◆ Records about charts and figures
'''

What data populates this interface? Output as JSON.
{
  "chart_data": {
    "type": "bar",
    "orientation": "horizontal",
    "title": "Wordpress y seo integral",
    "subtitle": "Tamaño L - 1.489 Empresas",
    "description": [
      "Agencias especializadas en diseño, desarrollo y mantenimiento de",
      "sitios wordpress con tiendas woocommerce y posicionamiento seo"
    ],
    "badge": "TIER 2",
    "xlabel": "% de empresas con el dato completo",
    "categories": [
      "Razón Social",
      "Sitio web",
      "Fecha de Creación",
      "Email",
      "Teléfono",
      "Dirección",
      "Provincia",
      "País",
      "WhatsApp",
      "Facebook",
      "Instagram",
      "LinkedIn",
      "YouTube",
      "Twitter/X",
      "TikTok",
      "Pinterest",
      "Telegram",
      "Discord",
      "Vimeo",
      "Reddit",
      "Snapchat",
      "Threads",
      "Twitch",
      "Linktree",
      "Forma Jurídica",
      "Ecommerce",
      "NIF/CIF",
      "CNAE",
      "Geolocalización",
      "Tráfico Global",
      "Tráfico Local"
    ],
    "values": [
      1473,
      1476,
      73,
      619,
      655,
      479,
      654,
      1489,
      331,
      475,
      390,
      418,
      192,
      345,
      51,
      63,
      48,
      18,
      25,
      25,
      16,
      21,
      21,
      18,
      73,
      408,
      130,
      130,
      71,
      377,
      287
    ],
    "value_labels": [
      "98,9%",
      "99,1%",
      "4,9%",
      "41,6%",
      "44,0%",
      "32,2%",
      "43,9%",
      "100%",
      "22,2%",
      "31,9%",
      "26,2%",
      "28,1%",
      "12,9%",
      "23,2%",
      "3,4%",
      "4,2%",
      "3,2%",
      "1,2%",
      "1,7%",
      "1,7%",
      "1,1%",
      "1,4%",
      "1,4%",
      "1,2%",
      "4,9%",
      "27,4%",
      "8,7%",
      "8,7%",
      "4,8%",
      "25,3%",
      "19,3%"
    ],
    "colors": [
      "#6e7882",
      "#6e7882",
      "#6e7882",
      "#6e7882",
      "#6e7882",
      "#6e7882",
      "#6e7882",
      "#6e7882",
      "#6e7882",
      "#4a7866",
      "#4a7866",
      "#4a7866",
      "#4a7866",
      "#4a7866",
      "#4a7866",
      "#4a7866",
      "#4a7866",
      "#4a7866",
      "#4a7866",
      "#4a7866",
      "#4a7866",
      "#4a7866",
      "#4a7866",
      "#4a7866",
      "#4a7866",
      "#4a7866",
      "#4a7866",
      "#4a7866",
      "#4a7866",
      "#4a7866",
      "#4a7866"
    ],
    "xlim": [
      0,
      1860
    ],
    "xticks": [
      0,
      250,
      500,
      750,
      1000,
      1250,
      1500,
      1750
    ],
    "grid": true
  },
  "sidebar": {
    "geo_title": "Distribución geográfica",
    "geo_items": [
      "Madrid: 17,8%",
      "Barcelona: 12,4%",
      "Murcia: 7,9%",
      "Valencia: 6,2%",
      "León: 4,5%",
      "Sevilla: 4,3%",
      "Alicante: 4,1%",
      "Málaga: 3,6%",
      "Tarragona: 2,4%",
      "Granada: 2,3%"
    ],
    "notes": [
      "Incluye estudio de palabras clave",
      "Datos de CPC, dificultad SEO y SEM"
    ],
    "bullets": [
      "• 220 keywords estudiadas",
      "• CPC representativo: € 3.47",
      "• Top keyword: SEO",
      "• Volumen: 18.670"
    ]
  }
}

'''

◆ Task statement
Repeat back the data above, exact to the last character.

◆ Solution for this task
What data populates this interface? Output as JSON.
{
  "chart_data": {
    "type": "bar",
    "orientation": "horizontal",
    "title": "Wordpress y seo integral",
    "subtitle": "Tamaño L - 1.489 Empresas",
    "description": [
      "Agencias especializadas en diseño, desarrollo y mantenimiento de",
      "sitios wordpress con tiendas woocommerce y posicionamiento seo"
    ],
    "badge": "TIER 2",
    "xlabel": "% de empresas con el dato completo",
    "categories": [
      "Razón Social",
      "Sitio web",
      "Fecha de Creación",
      "Email",
      "Teléfono",
      "Dirección",
      "Provincia",
      "País",
      "WhatsApp",
      "Facebook",
      "Instagram",
      "LinkedIn",
      "YouTube",
      "Twitter/X",
      "TikTok",
      "Pinterest",
      "Telegram",
      "Discord",
      "Vimeo",
      "Reddit",
      "Snapchat",
      "Threads",
      "Twitch",
      "Linktree",
      "Forma Jurídica",
      "Ecommerce",
      "NIF/CIF",
      "CNAE",
      "Geolocalización",
      "Tráfico Global",
      "Tráfico Local"
    ],
    "values": [
      1473,
      1476,
      73,
      619,
      655,
      479,
      654,
      1489,
      331,
      475,
      390,
      418,
      192,
      345,
      51,
      63,
      48,
      18,
      25,
      25,
      16,
      21,
      21,
      18,
      73,
      408,
      130,
      130,
      71,
      377,
      287
    ],
    "value_labels": [
      "98,9%",
      "99,1%",
      "4,9%",
      "41,6%",
      "44,0%",
      "32,2%",
      "43,9%",
      "100%",
      "22,2%",
      "31,9%",
      "26,2%",
      "28,1%",
      "12,9%",
      "23,2%",
      "3,4%",
      "4,2%",
      "3,2%",
      "1,2%",
      "1,7%",
      "1,7%",
      "1,1%",
      "1,4%",
      "1,4%",
      "1,2%",
      "4,9%",
      "27,4%",
      "8,7%",
      "8,7%",
      "4,8%",
      "25,3%",
      "19,3%"
    ],
    "colors": [
      "#6e7882",
      "#6e7882",
      "#6e7882",
      "#6e7882",
      "#6e7882",
      "#6e7882",
      "#6e7882",
      "#6e7882",
      "#6e7882",
      "#4a7866",
      "#4a7866",
      "#4a7866",
      "#4a7866",
      "#4a7866",
      "#4a7866",
      "#4a7866",
      "#4a7866",
      "#4a7866",
      "#4a7866",
      "#4a7866",
      "#4a7866",
      "#4a7866",
      "#4a7866",
      "#4a7866",
      "#4a7866",
      "#4a7866",
      "#4a7866",
      "#4a7866",
      "#4a7866",
      "#4a7866",
      "#4a7866"
    ],
    "xlim": [
      0,
      1860
    ],
    "xticks": [
      0,
      250,
      500,
      750,
      1000,
      1250,
      1500,
      1750
    ],
    "grid": true
  },
  "sidebar": {
    "geo_title": "Distribución geográfica",
    "geo_items": [
      "Madrid: 17,8%",
      "Barcelona: 12,4%",
      "Murcia: 7,9%",
      "Valencia: 6,2%",
      "León: 4,5%",
      "Sevilla: 4,3%",
      "Alicante: 4,1%",
      "Málaga: 3,6%",
      "Tarragona: 2,4%",
      "Granada: 2,3%"
    ],
    "notes": [
      "Incluye estudio de palabras clave",
      "Datos de CPC, dificultad SEO y SEM"
    ],
    "bullets": [
      "• 220 keywords estudiadas",
      "• CPC representativo: € 3.47",
      "• Top keyword: SEO",
      "• Volumen: 18.670"
    ]
  }
}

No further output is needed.